- _Challenge_
Using the records below, report how many lines hold "Euro", with no extra text.

- _Record set_
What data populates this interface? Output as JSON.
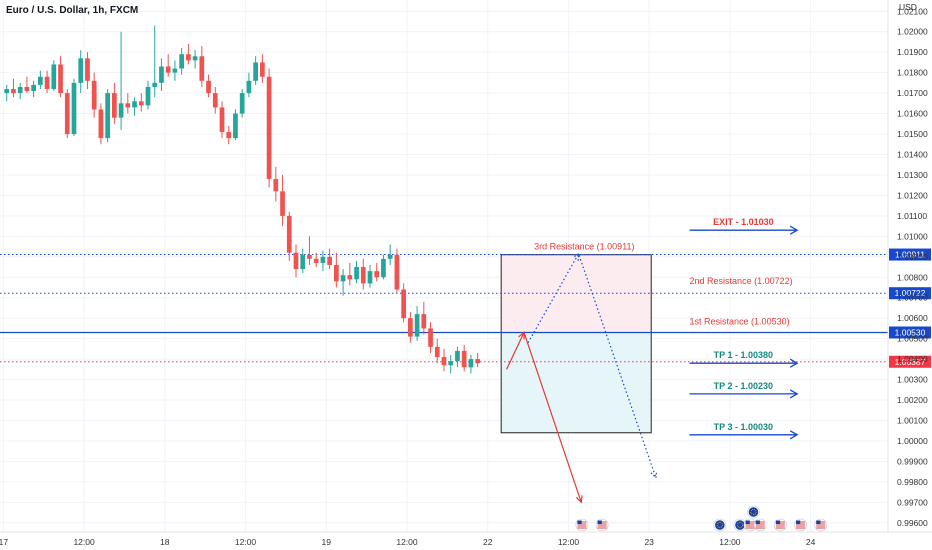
{
  "header": {
    "symbol": "Euro / U.S. Dollar, 1h, FXCM"
  },
  "chart_data": {
    "type": "candlestick",
    "title": "Euro / U.S. Dollar, 1h, FXCM",
    "y_unit": "USD",
    "ylim": [
      0.99555,
      1.02155
    ],
    "y_ticks": [
      1.021,
      1.02,
      1.019,
      1.018,
      1.017,
      1.016,
      1.015,
      1.014,
      1.013,
      1.012,
      1.011,
      1.01,
      1.009,
      1.008,
      1.007,
      1.006,
      1.005,
      1.004,
      1.003,
      1.002,
      1.001,
      1.0,
      0.999,
      0.998,
      0.997,
      0.996
    ],
    "y_tick_labels": [
      "1.02100",
      "1.02000",
      "1.01900",
      "1.01800",
      "1.01700",
      "1.01600",
      "1.01500",
      "1.01400",
      "1.01300",
      "1.01200",
      "1.01100",
      "1.01000",
      "1.00900",
      "1.00800",
      "1.00700",
      "1.00600",
      "1.00500",
      "1.00400",
      "1.00300",
      "1.00200",
      "1.00100",
      "1.00000",
      "0.99900",
      "0.99800",
      "0.99700",
      "0.99600"
    ],
    "x_ticks": [
      {
        "label": "17",
        "x": -0.5
      },
      {
        "label": "12:00",
        "x": 11.5
      },
      {
        "label": "18",
        "x": 23.5
      },
      {
        "label": "12:00",
        "x": 35.5
      },
      {
        "label": "19",
        "x": 47.5
      },
      {
        "label": "12:00",
        "x": 59.5
      },
      {
        "label": "22",
        "x": 71.5
      },
      {
        "label": "12:00",
        "x": 83.5
      },
      {
        "label": "23",
        "x": 95.5
      },
      {
        "label": "12:00",
        "x": 107.5
      },
      {
        "label": "24",
        "x": 119.5
      }
    ],
    "x_range": [
      -1,
      131
    ],
    "candles": [
      [
        1.017,
        1.0174,
        1.0166,
        1.0172
      ],
      [
        1.0172,
        1.0177,
        1.0168,
        1.017
      ],
      [
        1.017,
        1.0175,
        1.0167,
        1.0173
      ],
      [
        1.0173,
        1.0178,
        1.017,
        1.0171
      ],
      [
        1.0171,
        1.0176,
        1.0168,
        1.0174
      ],
      [
        1.0174,
        1.0181,
        1.0172,
        1.0178
      ],
      [
        1.0178,
        1.0181,
        1.017,
        1.0172
      ],
      [
        1.0172,
        1.0186,
        1.0171,
        1.0184
      ],
      [
        1.0184,
        1.0188,
        1.0168,
        1.017
      ],
      [
        1.017,
        1.0172,
        1.0148,
        1.015
      ],
      [
        1.015,
        1.0177,
        1.0149,
        1.0175
      ],
      [
        1.0175,
        1.0191,
        1.017,
        1.0187
      ],
      [
        1.0187,
        1.019,
        1.0172,
        1.0176
      ],
      [
        1.0176,
        1.018,
        1.0158,
        1.0162
      ],
      [
        1.0162,
        1.0165,
        1.0145,
        1.0148
      ],
      [
        1.0148,
        1.0172,
        1.0146,
        1.017
      ],
      [
        1.017,
        1.0175,
        1.0155,
        1.0158
      ],
      [
        1.0158,
        1.02,
        1.0152,
        1.0165
      ],
      [
        1.0165,
        1.017,
        1.016,
        1.0163
      ],
      [
        1.0163,
        1.0168,
        1.0159,
        1.0166
      ],
      [
        1.0166,
        1.017,
        1.0161,
        1.0164
      ],
      [
        1.0164,
        1.0176,
        1.0162,
        1.0173
      ],
      [
        1.0173,
        1.0203,
        1.0168,
        1.0175
      ],
      [
        1.0175,
        1.0187,
        1.0171,
        1.0183
      ],
      [
        1.0183,
        1.0189,
        1.0178,
        1.018
      ],
      [
        1.018,
        1.0186,
        1.0176,
        1.0182
      ],
      [
        1.0182,
        1.0192,
        1.0179,
        1.0189
      ],
      [
        1.0189,
        1.0194,
        1.0184,
        1.0186
      ],
      [
        1.0186,
        1.0191,
        1.0182,
        1.0188
      ],
      [
        1.0188,
        1.0193,
        1.0173,
        1.0176
      ],
      [
        1.0176,
        1.0179,
        1.0168,
        1.017
      ],
      [
        1.017,
        1.0173,
        1.016,
        1.0163
      ],
      [
        1.0163,
        1.0166,
        1.0148,
        1.0151
      ],
      [
        1.0151,
        1.0154,
        1.0145,
        1.0148
      ],
      [
        1.0148,
        1.0162,
        1.0147,
        1.016
      ],
      [
        1.016,
        1.0172,
        1.0158,
        1.017
      ],
      [
        1.017,
        1.018,
        1.0168,
        1.0176
      ],
      [
        1.0176,
        1.0188,
        1.0174,
        1.0185
      ],
      [
        1.0185,
        1.0189,
        1.0175,
        1.0178
      ],
      [
        1.0178,
        1.0182,
        1.0124,
        1.0128
      ],
      [
        1.0128,
        1.0134,
        1.0117,
        1.0122
      ],
      [
        1.0122,
        1.013,
        1.0105,
        1.011
      ],
      [
        1.011,
        1.0112,
        1.0088,
        1.0092
      ],
      [
        1.0092,
        1.0096,
        1.008,
        1.0084
      ],
      [
        1.0084,
        1.0094,
        1.0082,
        1.0091
      ],
      [
        1.0091,
        1.01,
        1.0086,
        1.0089
      ],
      [
        1.0089,
        1.0092,
        1.0085,
        1.0087
      ],
      [
        1.0087,
        1.0093,
        1.0083,
        1.009
      ],
      [
        1.009,
        1.0094,
        1.0084,
        1.0086
      ],
      [
        1.0086,
        1.0092,
        1.0075,
        1.0078
      ],
      [
        1.0078,
        1.0084,
        1.0071,
        1.0081
      ],
      [
        1.0081,
        1.0087,
        1.0076,
        1.0079
      ],
      [
        1.0079,
        1.0088,
        1.0077,
        1.0085
      ],
      [
        1.0085,
        1.0089,
        1.0074,
        1.0077
      ],
      [
        1.0077,
        1.0086,
        1.0075,
        1.0083
      ],
      [
        1.0083,
        1.0087,
        1.0078,
        1.008
      ],
      [
        1.008,
        1.0091,
        1.0079,
        1.0089
      ],
      [
        1.0089,
        1.0096,
        1.0086,
        1.0091
      ],
      [
        1.0091,
        1.0094,
        1.0072,
        1.0074
      ],
      [
        1.0074,
        1.0077,
        1.0058,
        1.006
      ],
      [
        1.006,
        1.0063,
        1.0048,
        1.0051
      ],
      [
        1.0051,
        1.0066,
        1.0049,
        1.0062
      ],
      [
        1.0062,
        1.0068,
        1.0052,
        1.0055
      ],
      [
        1.0055,
        1.0058,
        1.0043,
        1.0046
      ],
      [
        1.0046,
        1.005,
        1.0038,
        1.0041
      ],
      [
        1.0041,
        1.0045,
        1.0034,
        1.0037
      ],
      [
        1.0037,
        1.0042,
        1.0033,
        1.0039
      ],
      [
        1.0039,
        1.0046,
        1.0036,
        1.0044
      ],
      [
        1.0044,
        1.0047,
        1.0034,
        1.0036
      ],
      [
        1.0036,
        1.0042,
        1.0033,
        1.004
      ],
      [
        1.004,
        1.0043,
        1.0036,
        1.0038
      ]
    ],
    "horizontal_levels": [
      {
        "value": 1.00911,
        "tag": "1.00911",
        "label": "3rd Resistance (1.00911)",
        "style": "dotted",
        "color": "#1848cc"
      },
      {
        "value": 1.00722,
        "tag": "1.00722",
        "label": "2nd Resistance (1.00722)",
        "style": "dotted",
        "color": "#1848cc"
      },
      {
        "value": 1.0053,
        "tag": "1.00530",
        "label": "1st Resistance (1.00530)",
        "style": "solid",
        "color": "#1848cc"
      },
      {
        "value": 1.00387,
        "tag": "1.00387",
        "label": "",
        "style": "dotted",
        "color": "#f23645"
      }
    ],
    "targets": [
      {
        "label": "EXIT - 1.01030",
        "value": 1.0103,
        "color": "#e53935"
      },
      {
        "label": "TP 1 - 1.00380",
        "value": 1.0038,
        "color": "#138a80"
      },
      {
        "label": "TP 2 - 1.00230",
        "value": 1.0023,
        "color": "#138a80"
      },
      {
        "label": "TP 3 - 1.00030",
        "value": 1.0003,
        "color": "#138a80"
      }
    ],
    "zones": [
      {
        "x0": 73.5,
        "x1": 95.8,
        "y0": 1.0053,
        "y1": 1.0091,
        "fill": "#fdecef"
      },
      {
        "x0": 73.5,
        "x1": 95.8,
        "y0": 1.0004,
        "y1": 1.0053,
        "fill": "#e6f6f8"
      }
    ],
    "paths": [
      {
        "points": [
          [
            77.5,
            1.0048
          ],
          [
            85,
            1.00915
          ],
          [
            96.5,
            0.9982
          ]
        ],
        "style": "dotted",
        "color": "#1848cc"
      },
      {
        "points": [
          [
            74.3,
            1.0035
          ],
          [
            76.9,
            1.0053
          ],
          [
            85.4,
            0.997
          ]
        ],
        "style": "solid",
        "color": "#e53935"
      }
    ]
  },
  "colors": {
    "up": "#26a69a",
    "down": "#ef5350",
    "level": "#1848cc",
    "current": "#f23645",
    "target_arrow": "#1848cc"
  },
  "events": [
    {
      "x": 85.5,
      "icon": "us-flag-icon"
    },
    {
      "x": 88.5,
      "icon": "us-flag-icon"
    },
    {
      "x": 106,
      "icon": "eu-flag-icon"
    },
    {
      "x": 109,
      "icon": "eu-flag-icon"
    },
    {
      "x": 110.5,
      "icon": "us-flag-icon"
    },
    {
      "x": 112,
      "icon": "us-flag-icon"
    },
    {
      "x": 111,
      "icon": "eu-flag-icon"
    },
    {
      "x": 115,
      "icon": "us-flag-icon"
    },
    {
      "x": 118,
      "icon": "us-flag-icon"
    },
    {
      "x": 121,
      "icon": "us-flag-icon"
    }
  ]
}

- _Exercise output_
2